(Records excerpted from a collection)

━━━━━━━━━━━━━━━━━━━━━━━━━━━━━━

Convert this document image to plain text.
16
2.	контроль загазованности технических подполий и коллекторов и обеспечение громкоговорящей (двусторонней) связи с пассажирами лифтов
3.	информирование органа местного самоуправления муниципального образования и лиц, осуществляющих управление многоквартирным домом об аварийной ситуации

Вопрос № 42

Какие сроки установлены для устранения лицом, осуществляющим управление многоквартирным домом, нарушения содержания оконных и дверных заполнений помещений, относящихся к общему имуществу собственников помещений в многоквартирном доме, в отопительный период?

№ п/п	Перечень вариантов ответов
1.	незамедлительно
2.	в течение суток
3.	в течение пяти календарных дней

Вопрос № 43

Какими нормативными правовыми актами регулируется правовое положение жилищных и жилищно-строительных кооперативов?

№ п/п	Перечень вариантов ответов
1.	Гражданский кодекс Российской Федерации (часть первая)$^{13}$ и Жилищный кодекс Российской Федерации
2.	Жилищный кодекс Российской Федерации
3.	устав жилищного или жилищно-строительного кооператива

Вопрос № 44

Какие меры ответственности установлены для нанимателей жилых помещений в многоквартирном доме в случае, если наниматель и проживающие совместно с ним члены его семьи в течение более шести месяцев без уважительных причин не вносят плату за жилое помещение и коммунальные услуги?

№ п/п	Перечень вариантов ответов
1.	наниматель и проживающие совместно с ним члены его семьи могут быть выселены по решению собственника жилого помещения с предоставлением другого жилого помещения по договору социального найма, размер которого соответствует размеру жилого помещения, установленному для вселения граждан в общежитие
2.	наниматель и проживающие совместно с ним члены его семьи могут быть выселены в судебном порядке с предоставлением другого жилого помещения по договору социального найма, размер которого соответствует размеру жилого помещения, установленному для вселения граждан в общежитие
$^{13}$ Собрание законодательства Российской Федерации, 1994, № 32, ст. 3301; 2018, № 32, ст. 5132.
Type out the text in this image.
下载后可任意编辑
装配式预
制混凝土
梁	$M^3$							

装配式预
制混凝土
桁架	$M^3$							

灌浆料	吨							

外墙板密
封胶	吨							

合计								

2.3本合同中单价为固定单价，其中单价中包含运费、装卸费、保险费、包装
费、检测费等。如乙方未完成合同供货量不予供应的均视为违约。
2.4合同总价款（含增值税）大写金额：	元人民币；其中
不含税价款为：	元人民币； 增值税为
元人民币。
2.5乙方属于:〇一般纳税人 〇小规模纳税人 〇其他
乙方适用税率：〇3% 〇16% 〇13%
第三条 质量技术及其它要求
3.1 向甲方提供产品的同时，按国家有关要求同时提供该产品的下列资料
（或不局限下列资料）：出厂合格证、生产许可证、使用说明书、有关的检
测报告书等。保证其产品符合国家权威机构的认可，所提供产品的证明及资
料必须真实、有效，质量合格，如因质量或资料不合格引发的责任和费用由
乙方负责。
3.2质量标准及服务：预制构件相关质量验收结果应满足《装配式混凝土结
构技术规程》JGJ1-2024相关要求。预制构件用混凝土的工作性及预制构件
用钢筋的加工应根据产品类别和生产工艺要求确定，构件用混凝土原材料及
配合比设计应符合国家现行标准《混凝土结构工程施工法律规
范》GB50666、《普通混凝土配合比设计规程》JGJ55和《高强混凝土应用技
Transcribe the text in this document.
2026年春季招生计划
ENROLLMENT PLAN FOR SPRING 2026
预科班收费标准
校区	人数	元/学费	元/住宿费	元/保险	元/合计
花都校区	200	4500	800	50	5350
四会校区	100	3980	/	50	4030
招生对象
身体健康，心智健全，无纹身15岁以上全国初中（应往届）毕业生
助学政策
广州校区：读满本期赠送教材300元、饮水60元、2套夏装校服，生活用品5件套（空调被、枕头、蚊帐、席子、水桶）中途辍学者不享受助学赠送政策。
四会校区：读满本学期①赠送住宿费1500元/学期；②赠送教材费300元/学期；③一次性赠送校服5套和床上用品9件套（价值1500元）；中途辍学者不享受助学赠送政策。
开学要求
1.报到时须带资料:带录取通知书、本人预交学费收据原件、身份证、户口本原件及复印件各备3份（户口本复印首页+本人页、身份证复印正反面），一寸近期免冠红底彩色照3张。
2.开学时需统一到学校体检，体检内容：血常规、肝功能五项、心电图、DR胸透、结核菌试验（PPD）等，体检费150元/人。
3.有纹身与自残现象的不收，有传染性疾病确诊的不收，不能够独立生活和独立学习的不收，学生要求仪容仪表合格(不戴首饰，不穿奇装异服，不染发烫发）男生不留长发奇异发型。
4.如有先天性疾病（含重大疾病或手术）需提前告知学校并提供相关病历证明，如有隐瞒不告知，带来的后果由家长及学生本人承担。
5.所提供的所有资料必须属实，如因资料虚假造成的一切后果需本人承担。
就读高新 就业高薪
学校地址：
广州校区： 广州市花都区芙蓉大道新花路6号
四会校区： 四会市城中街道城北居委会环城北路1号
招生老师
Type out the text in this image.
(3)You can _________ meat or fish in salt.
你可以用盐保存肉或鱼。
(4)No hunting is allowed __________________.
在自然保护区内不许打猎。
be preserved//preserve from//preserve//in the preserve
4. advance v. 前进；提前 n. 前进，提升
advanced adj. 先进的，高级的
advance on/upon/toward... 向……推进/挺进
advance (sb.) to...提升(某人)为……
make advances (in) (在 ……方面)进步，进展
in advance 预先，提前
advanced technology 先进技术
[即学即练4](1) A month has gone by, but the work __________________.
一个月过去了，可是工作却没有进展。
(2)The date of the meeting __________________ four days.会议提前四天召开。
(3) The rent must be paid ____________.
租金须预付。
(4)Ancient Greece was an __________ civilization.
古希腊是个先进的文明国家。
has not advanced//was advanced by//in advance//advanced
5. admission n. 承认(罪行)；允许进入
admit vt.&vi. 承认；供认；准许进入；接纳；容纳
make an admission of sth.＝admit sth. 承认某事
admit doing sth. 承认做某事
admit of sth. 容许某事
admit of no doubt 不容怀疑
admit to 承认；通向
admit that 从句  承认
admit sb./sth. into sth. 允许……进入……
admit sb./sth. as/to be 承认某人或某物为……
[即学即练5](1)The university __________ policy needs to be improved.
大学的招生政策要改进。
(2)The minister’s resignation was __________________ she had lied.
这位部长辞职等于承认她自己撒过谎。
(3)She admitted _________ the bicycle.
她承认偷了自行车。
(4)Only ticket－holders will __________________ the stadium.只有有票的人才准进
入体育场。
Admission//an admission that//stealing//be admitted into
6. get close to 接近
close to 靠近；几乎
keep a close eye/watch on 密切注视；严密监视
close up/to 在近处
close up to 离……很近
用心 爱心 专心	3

━━━━━━━━━━━━━━━━━━━━━━━━━━━━━━

JOB:
The listing above must be transcribed exactly, line by line.

FINAL RESULT:
Convert this document image to plain text.
16
2.	контроль загазованности технических подполий и коллекторов и обеспечение громкоговорящей (двусторонней) связи с пассажирами лифтов
3.	информирование органа местного самоуправления муниципального образования и лиц, осуществляющих управление многоквартирным домом об аварийной ситуации

Вопрос № 42

Какие сроки установлены для устранения лицом, осуществляющим управление многоквартирным домом, нарушения содержания оконных и дверных заполнений помещений, относящихся к общему имуществу собственников помещений в многоквартирном доме, в отопительный период?

№ п/п	Перечень вариантов ответов
1.	незамедлительно
2.	в течение суток
3.	в течение пяти календарных дней

Вопрос № 43

Какими нормативными правовыми актами регулируется правовое положение жилищных и жилищно-строительных кооперативов?

№ п/п	Перечень вариантов ответов
1.	Гражданский кодекс Российской Федерации (часть первая)$^{13}$ и Жилищный кодекс Российской Федерации
2.	Жилищный кодекс Российской Федерации
3.	устав жилищного или жилищно-строительного кооператива

Вопрос № 44

Какие меры ответственности установлены для нанимателей жилых помещений в многоквартирном доме в случае, если наниматель и проживающие совместно с ним члены его семьи в течение более шести месяцев без уважительных причин не вносят плату за жилое помещение и коммунальные услуги?

№ п/п	Перечень вариантов ответов
1.	наниматель и проживающие совместно с ним члены его семьи могут быть выселены по решению собственника жилого помещения с предоставлением другого жилого помещения по договору социального найма, размер которого соответствует размеру жилого помещения, установленному для вселения граждан в общежитие
2.	наниматель и проживающие совместно с ним члены его семьи могут быть выселены в судебном порядке с предоставлением другого жилого помещения по договору социального найма, размер которого соответствует размеру жилого помещения, установленному для вселения граждан в общежитие
$^{13}$ Собрание законодательства Российской Федерации, 1994, № 32, ст. 3301; 2018, № 32, ст. 5132.
Type out the text in this image.
下载后可任意编辑
装配式预
制混凝土
梁	$M^3$							

装配式预
制混凝土
桁架	$M^3$							

灌浆料	吨							

外墙板密
封胶	吨							

合计								

2.3本合同中单价为固定单价，其中单价中包含运费、装卸费、保险费、包装
费、检测费等。如乙方未完成合同供货量不予供应的均视为违约。
2.4合同总价款（含增值税）大写金额：	元人民币；其中
不含税价款为：	元人民币； 增值税为
元人民币。
2.5乙方属于:〇一般纳税人 〇小规模纳税人 〇其他
乙方适用税率：〇3% 〇16% 〇13%
第三条 质量技术及其它要求
3.1 向甲方提供产品的同时，按国家有关要求同时提供该产品的下列资料
（或不局限下列资料）：出厂合格证、生产许可证、使用说明书、有关的检
测报告书等。保证其产品符合国家权威机构的认可，所提供产品的证明及资
料必须真实、有效，质量合格，如因质量或资料不合格引发的责任和费用由
乙方负责。
3.2质量标准及服务：预制构件相关质量验收结果应满足《装配式混凝土结
构技术规程》JGJ1-2024相关要求。预制构件用混凝土的工作性及预制构件
用钢筋的加工应根据产品类别和生产工艺要求确定，构件用混凝土原材料及
配合比设计应符合国家现行标准《混凝土结构工程施工法律规
范》GB50666、《普通混凝土配合比设计规程》JGJ55和《高强混凝土应用技
Transcribe the text in this document.
2026年春季招生计划
ENROLLMENT PLAN FOR SPRING 2026
预科班收费标准
校区	人数	元/学费	元/住宿费	元/保险	元/合计
花都校区	200	4500	800	50	5350
四会校区	100	3980	/	50	4030
招生对象
身体健康，心智健全，无纹身15岁以上全国初中（应往届）毕业生
助学政策
广州校区：读满本期赠送教材300元、饮水60元、2套夏装校服，生活用品5件套（空调被、枕头、蚊帐、席子、水桶）中途辍学者不享受助学赠送政策。
四会校区：读满本学期①赠送住宿费1500元/学期；②赠送教材费300元/学期；③一次性赠送校服5套和床上用品9件套（价值1500元）；中途辍学者不享受助学赠送政策。
开学要求
1.报到时须带资料:带录取通知书、本人预交学费收据原件、身份证、户口本原件及复印件各备3份（户口本复印首页+本人页、身份证复印正反面），一寸近期免冠红底彩色照3张。
2.开学时需统一到学校体检，体检内容：血常规、肝功能五项、心电图、DR胸透、结核菌试验（PPD）等，体检费150元/人。
3.有纹身与自残现象的不收，有传染性疾病确诊的不收，不能够独立生活和独立学习的不收，学生要求仪容仪表合格(不戴首饰，不穿奇装异服，不染发烫发）男生不留长发奇异发型。
4.如有先天性疾病（含重大疾病或手术）需提前告知学校并提供相关病历证明，如有隐瞒不告知，带来的后果由家长及学生本人承担。
5.所提供的所有资料必须属实，如因资料虚假造成的一切后果需本人承担。
就读高新 就业高薪
学校地址：
广州校区： 广州市花都区芙蓉大道新花路6号
四会校区： 四会市城中街道城北居委会环城北路1号
招生老师
Type out the text in this image.
(3)You can _________ meat or fish in salt.
你可以用盐保存肉或鱼。
(4)No hunting is allowed __________________.
在自然保护区内不许打猎。
be preserved//preserve from//preserve//in the preserve
4. advance v. 前进；提前 n. 前进，提升
advanced adj. 先进的，高级的
advance on/upon/toward... 向……推进/挺进
advance (sb.) to...提升(某人)为……
make advances (in) (在 ……方面)进步，进展
in advance 预先，提前
advanced technology 先进技术
[即学即练4](1) A month has gone by, but the work __________________.
一个月过去了，可是工作却没有进展。
(2)The date of the meeting __________________ four days.会议提前四天召开。
(3) The rent must be paid ____________.
租金须预付。
(4)Ancient Greece was an __________ civilization.
古希腊是个先进的文明国家。
has not advanced//was advanced by//in advance//advanced
5. admission n. 承认(罪行)；允许进入
admit vt.&vi. 承认；供认；准许进入；接纳；容纳
make an admission of sth.＝admit sth. 承认某事
admit doing sth. 承认做某事
admit of sth. 容许某事
admit of no doubt 不容怀疑
admit to 承认；通向
admit that 从句  承认
admit sb./sth. into sth. 允许……进入……
admit sb./sth. as/to be 承认某人或某物为……
[即学即练5](1)The university __________ policy needs to be improved.
大学的招生政策要改进。
(2)The minister’s resignation was __________________ she had lied.
这位部长辞职等于承认她自己撒过谎。
(3)She admitted _________ the bicycle.
她承认偷了自行车。
(4)Only ticket－holders will __________________ the stadium.只有有票的人才准进
入体育场。
Admission//an admission that//stealing//be admitted into
6. get close to 接近
close to 靠近；几乎
keep a close eye/watch on 密切注视；严密监视
close up/to 在近处
close up to 离……很近
用心 爱心 专心	3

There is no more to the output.